Task prompt » Copy each line where the word "Energy" occurs.

Records for the task »
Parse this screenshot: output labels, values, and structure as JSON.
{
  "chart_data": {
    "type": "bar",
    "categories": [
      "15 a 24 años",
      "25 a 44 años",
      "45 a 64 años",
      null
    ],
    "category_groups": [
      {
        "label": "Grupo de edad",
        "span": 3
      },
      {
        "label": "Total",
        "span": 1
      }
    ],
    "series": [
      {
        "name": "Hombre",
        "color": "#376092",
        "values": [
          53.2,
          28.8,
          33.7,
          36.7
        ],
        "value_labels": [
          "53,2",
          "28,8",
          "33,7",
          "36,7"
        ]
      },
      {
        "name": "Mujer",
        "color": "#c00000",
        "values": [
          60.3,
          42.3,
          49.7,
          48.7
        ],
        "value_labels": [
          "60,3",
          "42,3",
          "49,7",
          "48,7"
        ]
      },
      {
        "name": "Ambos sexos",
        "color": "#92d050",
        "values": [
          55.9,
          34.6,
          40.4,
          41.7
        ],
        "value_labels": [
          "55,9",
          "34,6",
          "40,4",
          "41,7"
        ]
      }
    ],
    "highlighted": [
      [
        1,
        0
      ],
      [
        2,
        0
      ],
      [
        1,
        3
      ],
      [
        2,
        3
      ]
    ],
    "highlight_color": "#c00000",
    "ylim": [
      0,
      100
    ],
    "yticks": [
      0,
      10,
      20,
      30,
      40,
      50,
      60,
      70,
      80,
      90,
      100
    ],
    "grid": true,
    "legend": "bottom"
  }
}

---

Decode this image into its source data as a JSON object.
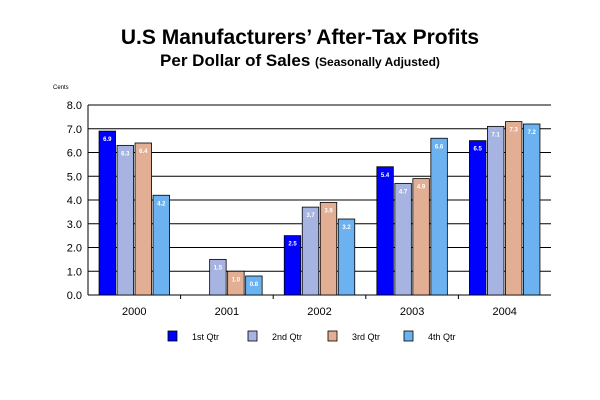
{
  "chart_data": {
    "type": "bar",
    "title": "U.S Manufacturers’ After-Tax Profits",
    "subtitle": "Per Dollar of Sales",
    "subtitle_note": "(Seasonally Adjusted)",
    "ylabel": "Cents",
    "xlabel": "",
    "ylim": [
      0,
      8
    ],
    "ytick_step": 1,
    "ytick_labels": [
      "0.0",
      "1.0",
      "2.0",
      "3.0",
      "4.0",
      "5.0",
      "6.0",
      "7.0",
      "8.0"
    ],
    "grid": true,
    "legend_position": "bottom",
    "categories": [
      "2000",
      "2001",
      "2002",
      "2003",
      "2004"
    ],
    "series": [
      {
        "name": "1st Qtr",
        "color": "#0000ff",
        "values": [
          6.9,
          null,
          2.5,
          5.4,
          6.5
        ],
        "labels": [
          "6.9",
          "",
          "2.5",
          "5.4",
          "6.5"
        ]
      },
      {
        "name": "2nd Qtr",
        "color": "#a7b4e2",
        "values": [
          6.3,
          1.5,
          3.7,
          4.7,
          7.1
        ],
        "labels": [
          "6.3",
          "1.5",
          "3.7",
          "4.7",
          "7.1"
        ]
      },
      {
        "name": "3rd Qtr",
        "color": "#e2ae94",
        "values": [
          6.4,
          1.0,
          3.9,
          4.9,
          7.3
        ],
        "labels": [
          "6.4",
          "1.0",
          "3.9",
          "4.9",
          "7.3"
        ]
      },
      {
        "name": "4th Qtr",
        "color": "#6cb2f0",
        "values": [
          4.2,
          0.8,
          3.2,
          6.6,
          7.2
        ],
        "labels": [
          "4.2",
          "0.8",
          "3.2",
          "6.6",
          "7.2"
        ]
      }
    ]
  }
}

--

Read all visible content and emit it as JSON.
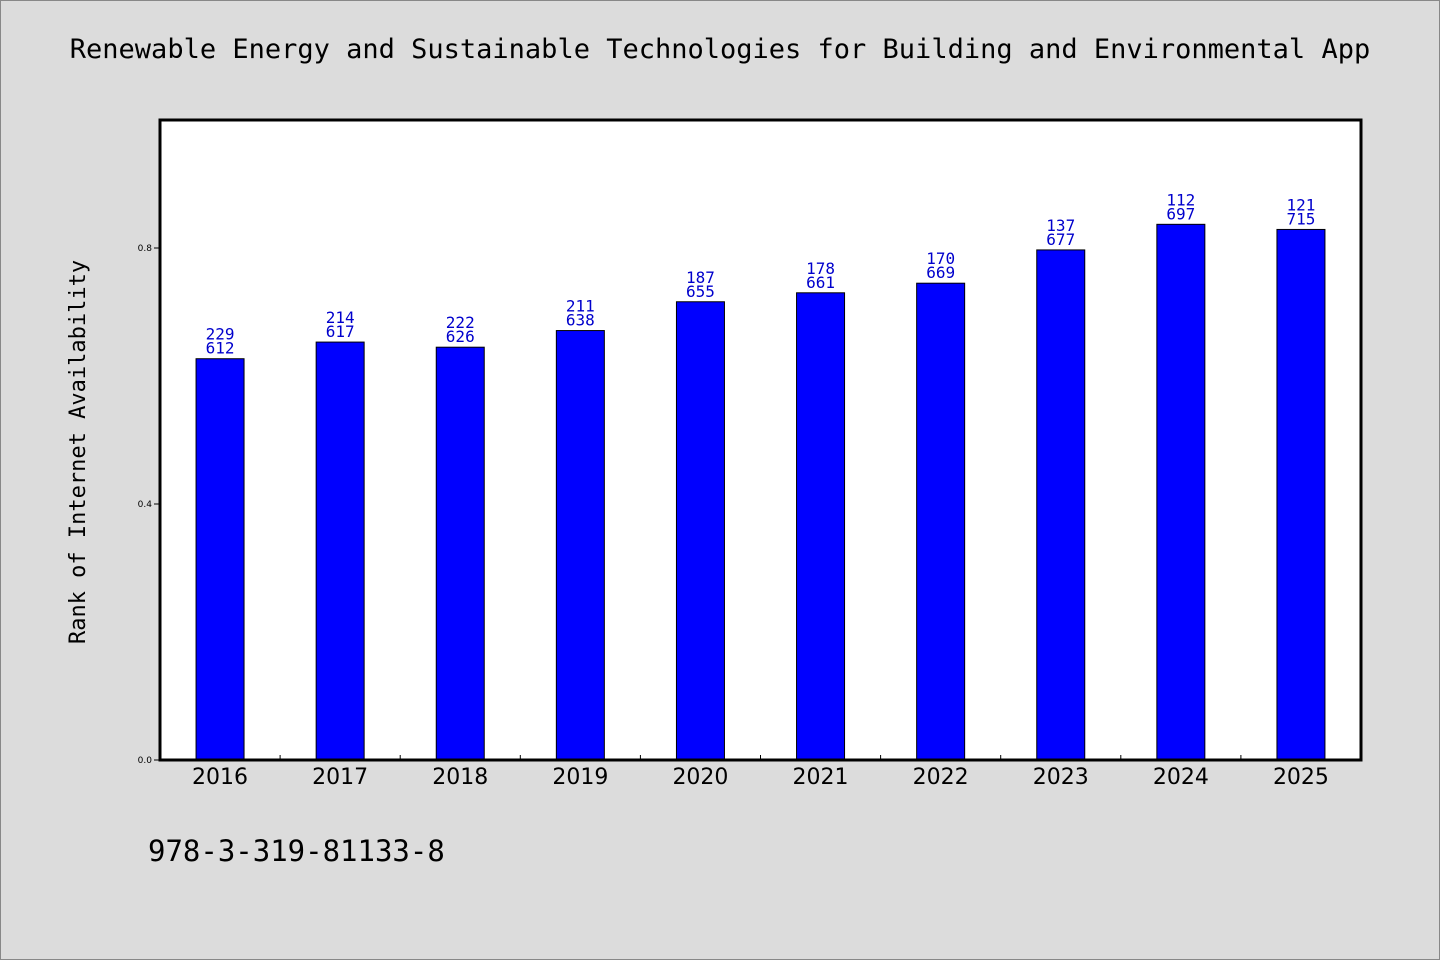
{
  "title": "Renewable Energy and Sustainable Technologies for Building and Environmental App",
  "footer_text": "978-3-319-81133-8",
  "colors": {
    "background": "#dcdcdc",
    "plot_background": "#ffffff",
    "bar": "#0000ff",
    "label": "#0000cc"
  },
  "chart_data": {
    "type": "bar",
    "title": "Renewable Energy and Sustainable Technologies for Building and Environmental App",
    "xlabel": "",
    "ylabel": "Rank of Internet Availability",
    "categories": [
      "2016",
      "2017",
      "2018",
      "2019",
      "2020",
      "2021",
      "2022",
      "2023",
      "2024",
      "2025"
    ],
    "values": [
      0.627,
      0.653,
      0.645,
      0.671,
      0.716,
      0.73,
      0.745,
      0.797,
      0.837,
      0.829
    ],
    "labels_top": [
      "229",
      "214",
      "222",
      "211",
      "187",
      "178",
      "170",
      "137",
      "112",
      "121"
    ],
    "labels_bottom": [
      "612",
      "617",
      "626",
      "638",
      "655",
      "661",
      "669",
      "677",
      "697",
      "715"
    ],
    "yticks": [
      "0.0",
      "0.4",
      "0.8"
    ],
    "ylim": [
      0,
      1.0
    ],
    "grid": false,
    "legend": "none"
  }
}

Task output »
  "title": "Renewable Energy and Sustainable Technologies for Building and Environmental App",
    "title": "Renewable Energy and Sustainable Technologies for Building and Environmental App",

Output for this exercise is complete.